## Task brief
Echo the lines from the one containing "y-tick-label: 3300 — [1152, 165, 1180, 178]" through the one containing "candle-body — [94, 244, 99, 252]", both included.

— Start of Record list —

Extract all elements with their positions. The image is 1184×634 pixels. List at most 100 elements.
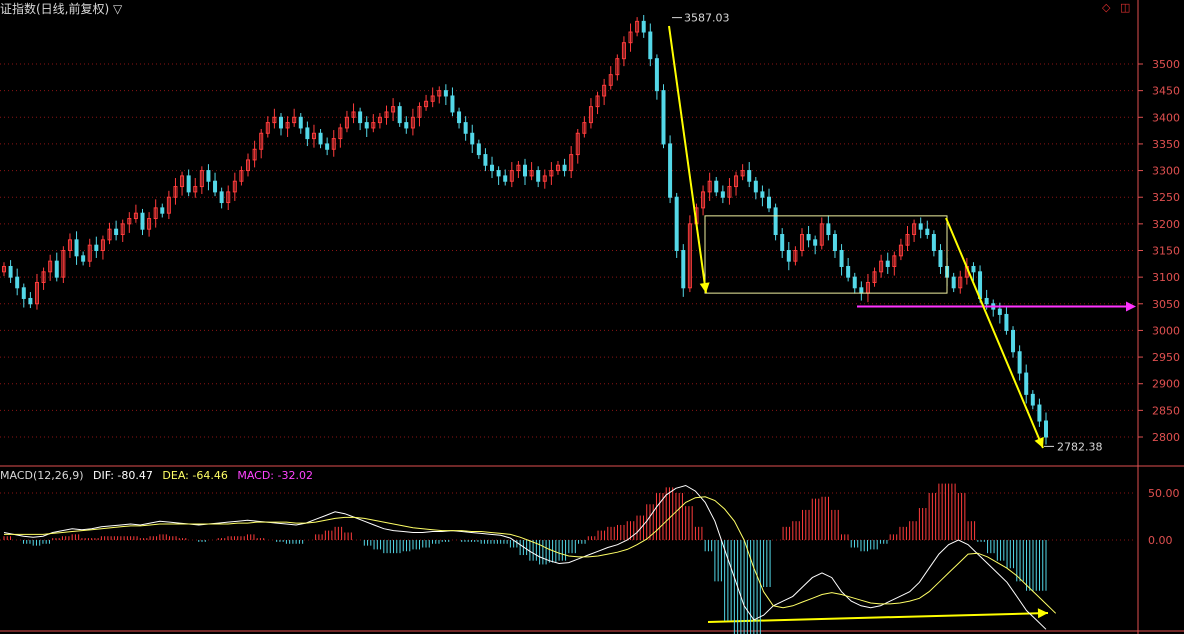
y-tick-label: 3300 — [1152, 165, 1180, 178]
candle-body — [140, 212, 145, 230]
candle-body — [971, 265, 976, 273]
candle-body — [773, 207, 778, 236]
candle-body — [81, 255, 86, 262]
candle-body — [648, 31, 653, 60]
y-tick-label: 3500 — [1152, 58, 1180, 71]
macd-value: MACD: -32.02 — [237, 469, 313, 482]
candle-body — [28, 297, 33, 305]
candle-body — [94, 244, 99, 252]
candle-body — [767, 196, 772, 209]
y-tick-label: 3050 — [1152, 298, 1180, 311]
candle-body — [490, 164, 495, 172]
dif-line — [3, 484, 1047, 630]
candle-body — [1004, 313, 1009, 331]
candle-body — [457, 111, 462, 124]
candle-body — [536, 170, 541, 182]
candle-body — [681, 250, 686, 289]
candle-body — [463, 122, 468, 134]
kline-chart[interactable]: 3500 3450 3400 3350 3300 3250 3200 3150 3100 3050… — [0, 0, 1184, 634]
drop-arrow-1 — [668, 25, 707, 294]
macd-legend: MACD(12,26,9) DIF: -80.47 DEA: -64.46 MA… — [0, 469, 319, 482]
candle-body — [213, 180, 218, 193]
macd-params: MACD(12,26,9) — [0, 469, 84, 482]
candle-body — [747, 170, 752, 182]
y-tick-label: 2950 — [1152, 351, 1180, 364]
candle-body — [806, 234, 811, 241]
candle-body — [641, 20, 646, 33]
candle-body — [846, 265, 851, 278]
candle-body — [8, 265, 13, 278]
candle-body — [470, 132, 475, 145]
candle-body — [21, 287, 26, 299]
candle-body — [186, 175, 191, 193]
candle-body — [661, 90, 666, 145]
candle-body — [358, 111, 363, 124]
candle-body — [832, 234, 837, 251]
y-tick-label: 3250 — [1152, 191, 1180, 204]
drop-arrow-2 — [945, 217, 1044, 449]
candle-body — [1037, 404, 1042, 422]
support-arrow-head — [1126, 301, 1136, 312]
candle-body — [786, 250, 791, 262]
y-tick-label: 3100 — [1152, 271, 1180, 284]
chart-title: 证指数(日线,前复权) ▽ — [0, 2, 123, 16]
macd-tick-label: 50.00 — [1148, 487, 1180, 500]
y-tick-label: 3200 — [1152, 218, 1180, 231]
candle-body — [668, 143, 673, 198]
candle-body — [325, 143, 330, 150]
candle-body — [206, 170, 211, 182]
candle-body — [523, 164, 527, 177]
candle-body — [951, 276, 956, 289]
y-tick-label: 3350 — [1152, 138, 1180, 151]
candle-body — [753, 180, 758, 193]
diamond-icon[interactable]: ◇ — [1102, 1, 1110, 14]
candle-body — [160, 207, 165, 214]
candle-body — [714, 180, 719, 193]
high-label: 3587.03 — [684, 12, 730, 25]
dif-value: DIF: -80.47 — [93, 469, 153, 482]
y-tick-label: 3450 — [1152, 85, 1180, 98]
candle-body — [654, 58, 659, 92]
candle-body — [720, 191, 725, 198]
candle-body — [364, 122, 369, 129]
candle-body — [15, 276, 20, 289]
candle-body — [1011, 329, 1016, 353]
candle-body — [925, 228, 930, 236]
y-tick-label: 2800 — [1152, 431, 1180, 444]
candle-body — [503, 175, 508, 182]
macd-tick-label: 0.00 — [1148, 534, 1173, 547]
y-tick-label: 3000 — [1152, 324, 1180, 337]
candle-body — [931, 234, 936, 251]
macd-divergence-arrow-head — [1037, 608, 1048, 619]
y-tick-label: 3150 — [1152, 245, 1180, 258]
candle-body — [984, 297, 989, 305]
y-tick-label: 3400 — [1152, 111, 1180, 124]
candle-body — [219, 191, 224, 204]
dea-value: DEA: -64.46 — [162, 469, 228, 482]
candle-body — [443, 90, 448, 97]
candle-body — [885, 260, 890, 267]
candle-body — [298, 116, 303, 129]
candle-body — [1044, 420, 1048, 438]
candle-body — [450, 95, 455, 113]
chart-window: 3500 3450 3400 3350 3300 3250 3200 3150 3100 3050… — [0, 0, 1184, 634]
candle-body — [997, 308, 1002, 315]
candle-body — [674, 196, 679, 251]
candle-body — [496, 170, 501, 177]
candle-body — [760, 191, 765, 198]
candle-body — [859, 287, 864, 294]
candle-body — [114, 228, 119, 236]
consolidation-box — [704, 215, 948, 294]
candle-body — [483, 154, 488, 166]
candle-body — [476, 143, 481, 156]
candle-body — [826, 223, 831, 236]
candle-body — [1030, 393, 1035, 406]
candle-body — [780, 234, 785, 251]
low-label: 2782.38 — [1057, 440, 1103, 453]
candle-body — [397, 106, 402, 124]
y-tick-label: 2900 — [1152, 378, 1180, 391]
window-icon[interactable]: ◫ — [1120, 1, 1130, 14]
candle-body — [305, 127, 310, 140]
candle-body — [813, 239, 818, 246]
candle-body — [918, 223, 923, 230]
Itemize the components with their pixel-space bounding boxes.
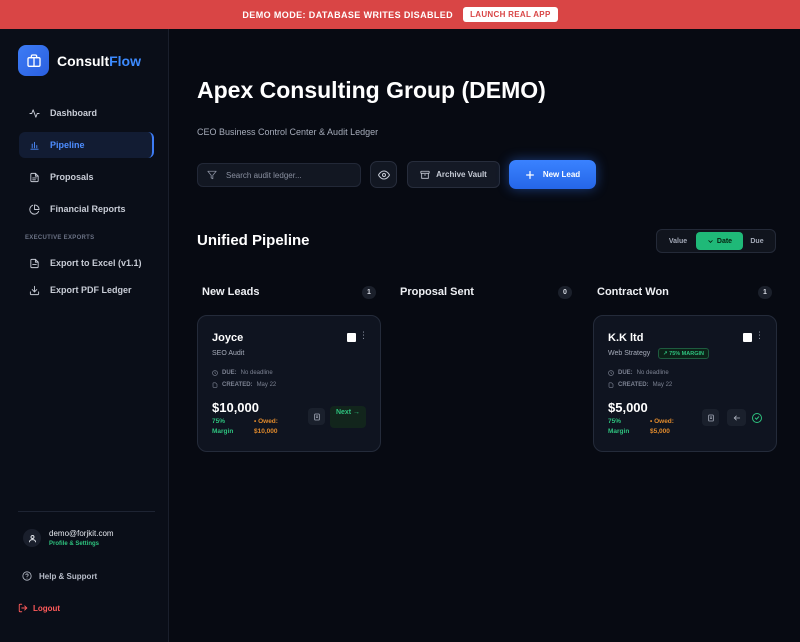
file-icon: [30, 258, 39, 268]
plus-icon: [525, 170, 534, 179]
export-excel-button[interactable]: Export to Excel (v1.1): [19, 250, 154, 276]
column-count-badge: 1: [758, 286, 772, 299]
created-date: CREATED: May 22: [608, 382, 672, 388]
logout-icon: [18, 603, 28, 613]
launch-real-app-button[interactable]: LAUNCH REAL APP: [463, 7, 558, 22]
export-pdf-button[interactable]: Export PDF Ledger: [19, 277, 154, 303]
demo-banner: DEMO MODE: DATABASE WRITES DISABLED LAUN…: [0, 0, 800, 29]
pie-chart-icon: [29, 203, 40, 215]
owed-text: • Owed: $10,000: [254, 418, 278, 435]
export-pdf-label: Export PDF Ledger: [50, 285, 132, 295]
column-title-new-leads: New Leads: [202, 286, 260, 298]
due-date: DUE: No deadline: [212, 370, 273, 376]
user-email: demo@forjkit.com: [49, 529, 114, 538]
sidebar-divider: [18, 511, 155, 512]
document-icon: [707, 414, 714, 421]
brand-name: ConsultFlow: [57, 53, 141, 69]
demo-banner-text: DEMO MODE: DATABASE WRITES DISABLED: [242, 9, 454, 20]
lead-card[interactable]: Joyce ⋮ SEO Audit DUE: No deadline CREATE…: [197, 315, 381, 452]
sidebar-item-label: Dashboard: [50, 108, 98, 118]
search-input[interactable]: [226, 170, 346, 180]
archive-icon: [420, 170, 430, 179]
activity-icon: [29, 108, 40, 118]
user-icon: [28, 534, 36, 542]
help-support-link[interactable]: Help & Support: [22, 571, 97, 581]
eye-icon: [377, 169, 390, 180]
avatar[interactable]: [23, 529, 41, 547]
lead-amount: $5,000: [608, 400, 648, 415]
sort-due-option[interactable]: Due: [743, 232, 771, 250]
column-count-badge: 0: [558, 286, 572, 299]
lead-name: K.K ltd: [608, 332, 644, 344]
sidebar-item-proposals[interactable]: Proposals: [19, 164, 154, 190]
sort-toggle: Value Date Due: [656, 229, 776, 253]
lead-service: SEO Audit: [212, 350, 245, 357]
page-subtitle: CEO Business Control Center & Audit Ledg…: [197, 127, 379, 137]
download-icon: [29, 285, 40, 295]
sidebar: ConsultFlow Dashboard Pipeline Proposals…: [0, 29, 169, 642]
next-stage-button[interactable]: Next →: [330, 406, 366, 428]
executive-exports-label: EXECUTIVE EXPORTS: [25, 235, 95, 241]
toggle-visibility-button[interactable]: [370, 161, 397, 188]
sidebar-item-dashboard[interactable]: Dashboard: [19, 100, 154, 126]
lead-amount: $10,000: [212, 400, 259, 415]
sidebar-item-financial-reports[interactable]: Financial Reports: [19, 196, 154, 222]
pipeline-title: Unified Pipeline: [197, 232, 310, 249]
lead-name: Joyce: [212, 332, 244, 344]
search-box[interactable]: [197, 163, 361, 187]
view-document-button[interactable]: [702, 409, 719, 426]
column-title-proposal-sent: Proposal Sent: [400, 286, 474, 298]
margin-text: 75% Margin: [212, 418, 234, 435]
lead-service: Web Strategy: [608, 350, 651, 357]
due-date: DUE: No deadline: [608, 370, 669, 376]
file-icon: [212, 382, 218, 388]
check-circle-icon[interactable]: [752, 413, 762, 423]
page-title: Apex Consulting Group (DEMO): [197, 77, 546, 103]
select-checkbox[interactable]: [347, 333, 356, 342]
previous-stage-button[interactable]: [727, 409, 746, 426]
column-count-badge: 1: [362, 286, 376, 299]
select-checkbox[interactable]: [743, 333, 752, 342]
bar-chart-icon: [30, 141, 39, 150]
profile-settings-link[interactable]: Profile & Settings: [49, 541, 99, 547]
more-options-icon[interactable]: ⋮: [359, 330, 368, 341]
export-excel-label: Export to Excel (v1.1): [50, 258, 142, 268]
margin-badge: ↗ 75% MARGIN: [658, 348, 709, 359]
clock-icon: [608, 370, 614, 376]
logout-button[interactable]: Logout: [18, 603, 60, 613]
sidebar-item-label: Proposals: [50, 172, 94, 182]
archive-vault-label: Archive Vault: [436, 170, 487, 179]
clock-icon: [212, 370, 218, 376]
help-circle-icon: [22, 571, 32, 581]
new-lead-label: New Lead: [542, 170, 581, 179]
sort-date-option[interactable]: Date: [696, 232, 743, 250]
sidebar-item-label: Pipeline: [50, 140, 85, 150]
file-icon: [608, 382, 614, 388]
filter-icon: [207, 170, 217, 180]
arrow-left-icon: [733, 415, 740, 420]
column-title-contract-won: Contract Won: [597, 286, 669, 298]
owed-text: • Owed: $5,000: [650, 418, 674, 435]
chevron-down-icon: [708, 239, 713, 243]
more-options-icon[interactable]: ⋮: [755, 330, 764, 341]
sidebar-item-label: Financial Reports: [50, 204, 126, 214]
lead-card[interactable]: K.K ltd ⋮ Web Strategy ↗ 75% MARGIN DUE:…: [593, 315, 777, 452]
archive-vault-button[interactable]: Archive Vault: [407, 161, 500, 188]
margin-text: 75% Margin: [608, 418, 630, 435]
new-lead-button[interactable]: New Lead: [509, 160, 596, 189]
sidebar-item-pipeline[interactable]: Pipeline: [19, 132, 154, 158]
document-icon: [30, 172, 39, 182]
logout-label: Logout: [33, 603, 61, 613]
document-icon: [313, 413, 320, 420]
view-document-button[interactable]: [308, 408, 325, 425]
help-support-label: Help & Support: [39, 571, 98, 581]
created-date: CREATED: May 22: [212, 382, 276, 388]
briefcase-logo-icon: [18, 45, 49, 76]
sort-value-option[interactable]: Value: [660, 232, 696, 250]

— End of Record list —

## Output
y-tick-label: 3300 — [1152, 165, 1180, 178]
candle-body — [140, 212, 145, 230]
candle-body — [971, 265, 976, 273]
candle-body — [773, 207, 778, 236]
candle-body — [81, 255, 86, 262]
candle-body — [648, 31, 653, 60]
y-tick-label: 3500 — [1152, 58, 1180, 71]
macd-value: MACD: -32.02 — [237, 469, 313, 482]
candle-body — [28, 297, 33, 305]
candle-body — [94, 244, 99, 252]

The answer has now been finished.